• _Data supplied_:
········

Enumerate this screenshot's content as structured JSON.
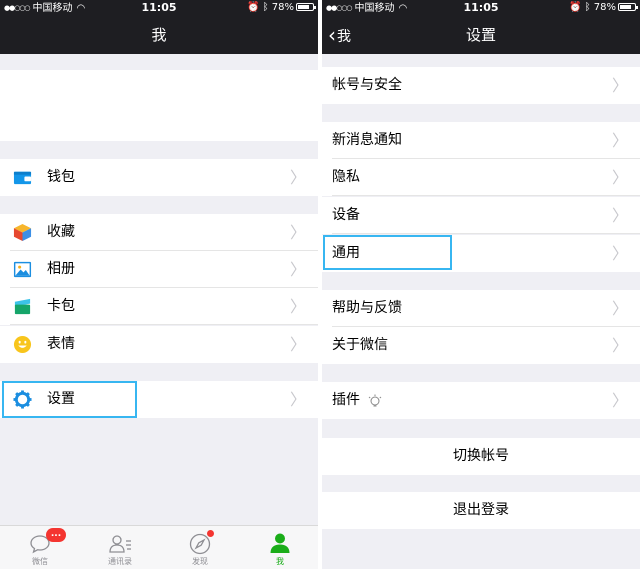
{
  "status": {
    "carrier": "中国移动",
    "time": "11:05",
    "battery": "78%"
  },
  "left": {
    "title": "我",
    "wallet": "钱包",
    "favorites": "收藏",
    "album": "相册",
    "cards": "卡包",
    "stickers": "表情",
    "settings": "设置",
    "tabs": [
      {
        "label": "微信",
        "badge": "..."
      },
      {
        "label": "通讯录"
      },
      {
        "label": "发现"
      },
      {
        "label": "我"
      }
    ]
  },
  "right": {
    "back": "我",
    "title": "设置",
    "account_security": "帐号与安全",
    "notifications": "新消息通知",
    "privacy": "隐私",
    "devices": "设备",
    "general": "通用",
    "help": "帮助与反馈",
    "about": "关于微信",
    "plugins": "插件",
    "switch_account": "切换帐号",
    "logout": "退出登录"
  },
  "colors": {
    "highlight": "#37b6f1",
    "wechat_green": "#1aad19",
    "badge_red": "#f43530"
  },
  "icons": {
    "wallet": "wallet-icon",
    "favorites": "cube-icon",
    "album": "picture-icon",
    "cards": "card-icon",
    "stickers": "smiley-icon",
    "settings": "gear-icon"
  }
}
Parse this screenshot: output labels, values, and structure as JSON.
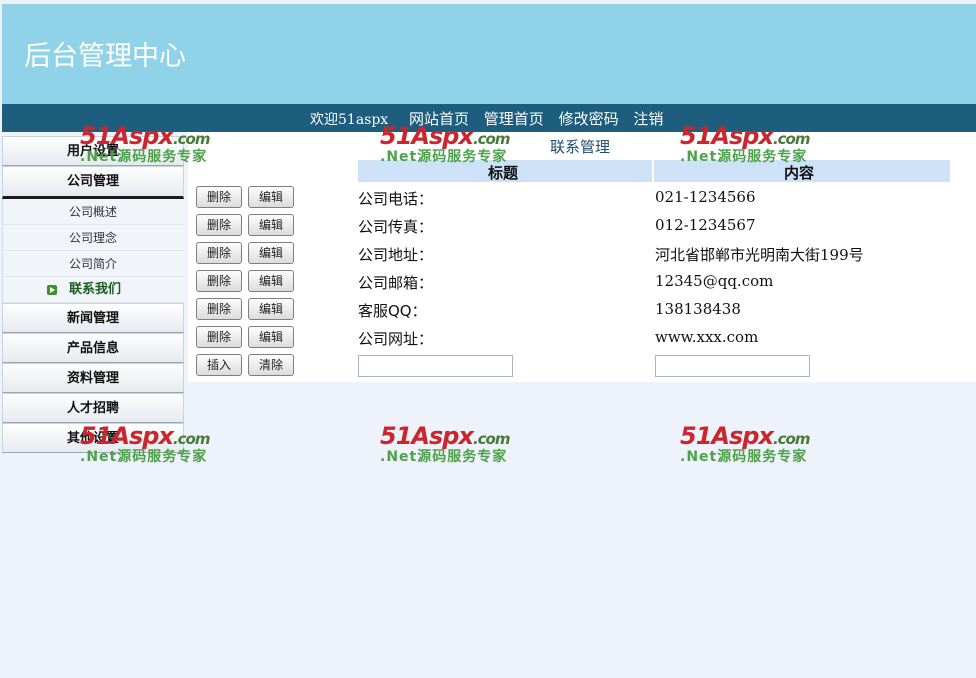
{
  "header": {
    "title": "后台管理中心"
  },
  "nav": {
    "welcome": "欢迎51aspx",
    "links": [
      "网站首页",
      "管理首页",
      "修改密码",
      "注销"
    ]
  },
  "sidebar": {
    "menus": [
      {
        "label": "用户设置"
      },
      {
        "label": "公司管理",
        "active": true,
        "sub": [
          "公司概述",
          "公司理念",
          "公司简介",
          "联系我们"
        ],
        "current": "联系我们"
      },
      {
        "label": "新闻管理"
      },
      {
        "label": "产品信息"
      },
      {
        "label": "资料管理"
      },
      {
        "label": "人才招聘"
      },
      {
        "label": "其他设置"
      }
    ]
  },
  "content": {
    "title": "联系管理",
    "col_title": "标题",
    "col_content": "内容",
    "delete_label": "删除",
    "edit_label": "编辑",
    "insert_label": "插入",
    "clear_label": "清除",
    "rows": [
      {
        "title": "公司电话：",
        "content": "021-1234566"
      },
      {
        "title": "公司传真：",
        "content": "012-1234567"
      },
      {
        "title": "公司地址：",
        "content": "河北省邯郸市光明南大街199号"
      },
      {
        "title": "公司邮箱：",
        "content": "12345@qq.com"
      },
      {
        "title": "客服QQ：",
        "content": "138138438"
      },
      {
        "title": "公司网址：",
        "content": "www.xxx.com"
      }
    ]
  },
  "watermark": {
    "logo_num": "51",
    "logo_aspx": "Aspx",
    "logo_com": ".com",
    "slogan": ".Net源码服务专家"
  }
}
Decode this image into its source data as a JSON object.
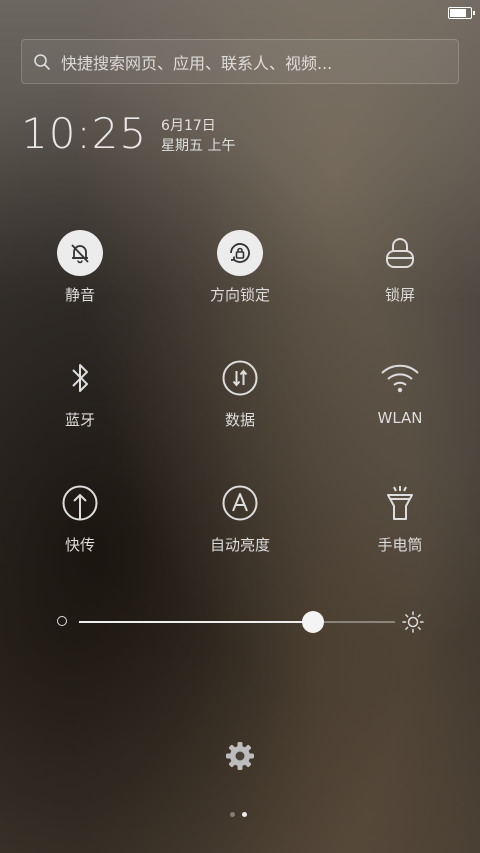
{
  "status_bar": {
    "battery_level": 0.85
  },
  "search": {
    "placeholder": "快捷搜索网页、应用、联系人、视频..."
  },
  "clock": {
    "time": "10:25",
    "date": "6月17日",
    "weekday_period": "星期五 上午"
  },
  "tiles": [
    {
      "label": "静音",
      "icon": "bell-off-icon",
      "active": true
    },
    {
      "label": "方向锁定",
      "icon": "rotation-lock-icon",
      "active": true
    },
    {
      "label": "锁屏",
      "icon": "lock-icon",
      "active": false
    },
    {
      "label": "蓝牙",
      "icon": "bluetooth-icon",
      "active": false
    },
    {
      "label": "数据",
      "icon": "mobile-data-icon",
      "active": false
    },
    {
      "label": "WLAN",
      "icon": "wifi-icon",
      "active": false
    },
    {
      "label": "快传",
      "icon": "quick-transfer-icon",
      "active": false
    },
    {
      "label": "自动亮度",
      "icon": "auto-brightness-icon",
      "active": false
    },
    {
      "label": "手电筒",
      "icon": "flashlight-icon",
      "active": false
    }
  ],
  "brightness": {
    "level": 0.74
  },
  "pager": {
    "pages": 2,
    "current": 2
  },
  "colors": {
    "active_bg": "#ececec",
    "icon": "#dcdcdc"
  }
}
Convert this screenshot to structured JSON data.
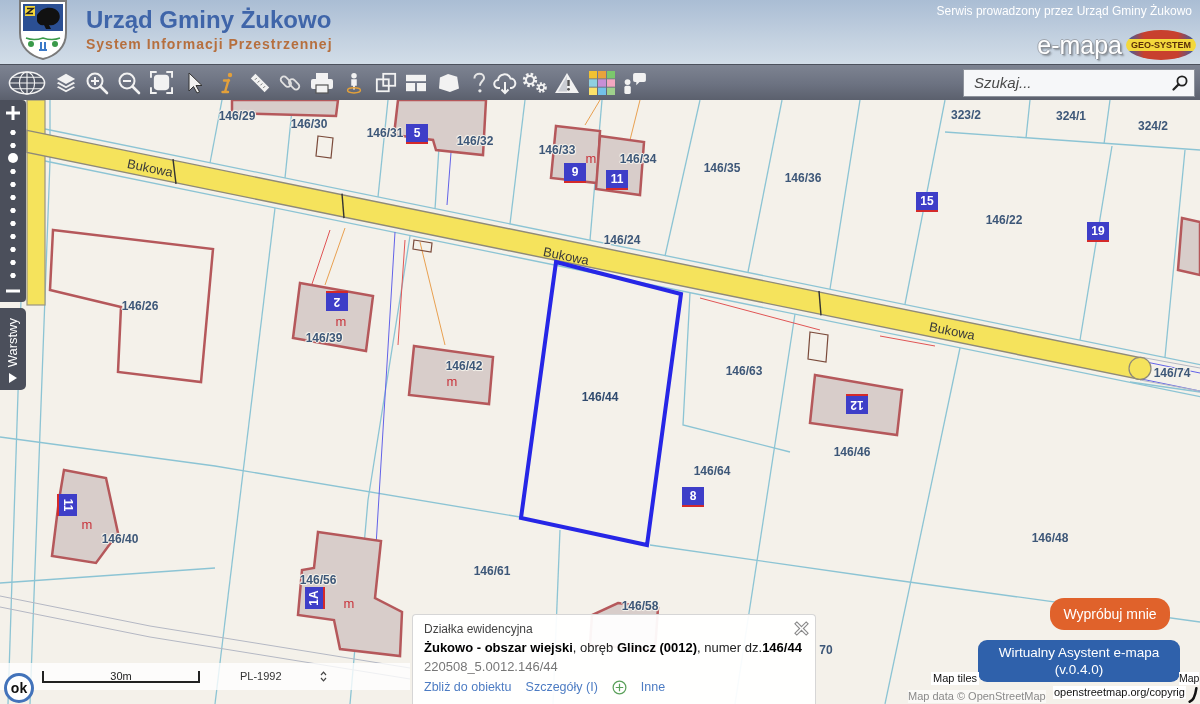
{
  "header": {
    "title": "Urząd Gminy Żukowo",
    "subtitle": "System Informacji Przestrzennej",
    "operator_note": "Serwis prowadzony przez Urząd Gminy Żukowo",
    "brand": "e-mapa",
    "brand_logo_text": "GEO-SYSTEM"
  },
  "toolbar": {
    "search": {
      "placeholder": "Szukaj..."
    }
  },
  "zoom": {
    "level": 0.82
  },
  "layers_tab": {
    "label": "Warstwy",
    "expanded": false
  },
  "map": {
    "street_labels": [
      "Bukowa",
      "Bukowa",
      "Bukowa"
    ],
    "parcels": [
      {
        "label": "146/29",
        "selected": false
      },
      {
        "label": "146/30",
        "selected": false
      },
      {
        "label": "146/31",
        "selected": false
      },
      {
        "label": "146/32",
        "selected": false
      },
      {
        "label": "146/33",
        "selected": false
      },
      {
        "label": "146/34",
        "selected": false
      },
      {
        "label": "146/35",
        "selected": false
      },
      {
        "label": "146/36",
        "selected": false
      },
      {
        "label": "323/2",
        "selected": false
      },
      {
        "label": "324/1",
        "selected": false
      },
      {
        "label": "324/2",
        "selected": false
      },
      {
        "label": "146/22",
        "selected": false
      },
      {
        "label": "146/24",
        "selected": false
      },
      {
        "label": "146/26",
        "selected": false
      },
      {
        "label": "146/39",
        "selected": false
      },
      {
        "label": "146/42",
        "selected": false
      },
      {
        "label": "146/44",
        "selected": true
      },
      {
        "label": "146/63",
        "selected": false
      },
      {
        "label": "146/74",
        "selected": false
      },
      {
        "label": "146/46",
        "selected": false
      },
      {
        "label": "146/64",
        "selected": false
      },
      {
        "label": "146/48",
        "selected": false
      },
      {
        "label": "146/40",
        "selected": false
      },
      {
        "label": "146/56",
        "selected": false
      },
      {
        "label": "146/61",
        "selected": false
      },
      {
        "label": "146/58",
        "selected": false
      },
      {
        "label": "70",
        "selected": false
      }
    ],
    "house_numbers": [
      "5",
      "9",
      "11",
      "15",
      "19",
      "2",
      "12",
      "8",
      "11",
      "1A"
    ],
    "building_marks": [
      "m",
      "m",
      "m",
      "m",
      "m"
    ]
  },
  "scale_bar": {
    "label": "30m",
    "projection": "PL-1992"
  },
  "accessibility_button": "ok",
  "popup": {
    "heading": "Działka ewidencyjna",
    "description": "**Żukowo - obszar wiejski**, obręb **Glincz (0012)**, numer dz.**146/44**",
    "identifier": "220508_5.0012.146/44",
    "actions": [
      {
        "label": "Zbliż do obiektu",
        "kind": "link"
      },
      {
        "label": "Szczegóły (I)",
        "kind": "link"
      },
      {
        "label": "Inne",
        "kind": "more"
      }
    ]
  },
  "assistant": {
    "prompt": "Wypróbuj mnie",
    "button": "Wirtualny Asystent e-mapa (v.0.4.0)"
  },
  "attribution": {
    "tiles": "Map tiles",
    "tiles_end": "Map",
    "data": "Map data © OpenStreetMap",
    "link": "openstreetmap.org/copyrig"
  }
}
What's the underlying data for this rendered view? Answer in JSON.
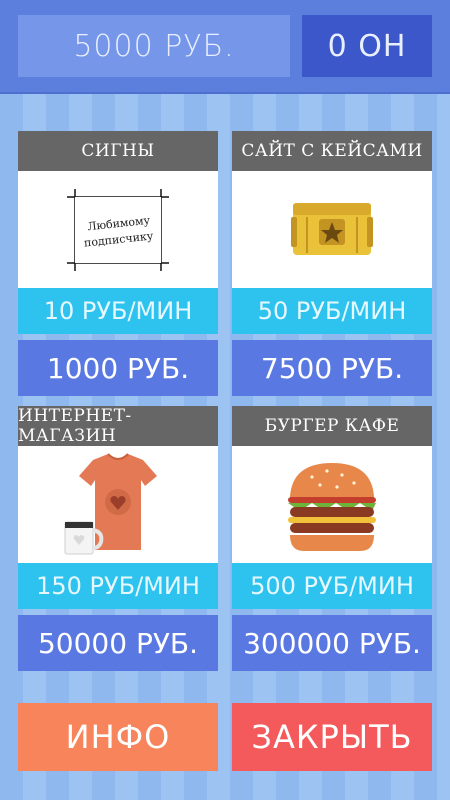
{
  "header": {
    "money": "5000 РУБ.",
    "rate": "0 ОН"
  },
  "businesses": [
    {
      "title": "СИГНЫ",
      "image_icon": "signature-paper-icon",
      "image_text_line1": "Любимому",
      "image_text_line2": "подписчику",
      "income": "10 РУБ/МИН",
      "price": "1000 РУБ."
    },
    {
      "title": "САЙТ С КЕЙСАМИ",
      "image_icon": "yellow-case-icon",
      "income": "50 РУБ/МИН",
      "price": "7500 РУБ."
    },
    {
      "title": "ИНТЕРНЕТ-МАГАЗИН",
      "image_icon": "tshirt-and-mug-icon",
      "income": "150 РУБ/МИН",
      "price": "50000 РУБ."
    },
    {
      "title": "БУРГЕР КАФЕ",
      "image_icon": "burger-icon",
      "income": "500 РУБ/МИН",
      "price": "300000 РУБ."
    }
  ],
  "buttons": {
    "info": "ИНФО",
    "close": "ЗАКРЫТЬ"
  },
  "colors": {
    "header_bg": "#5c7fde",
    "money_bg": "#7696ea",
    "rate_bg": "#3b57c9",
    "card_title_bg": "#666666",
    "income_bg": "#2ec3ee",
    "price_bg": "#5a78e2",
    "info_button": "#f7845a",
    "close_button": "#f4595b"
  }
}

········

• _Goal_: Return all the lines that contain the string "Urząd".

• _Answer to this task_:
    "title": "Urząd Gminy Żukowo",
    "operator_note": "Serwis prowadzony przez Urząd Gminy Żukowo",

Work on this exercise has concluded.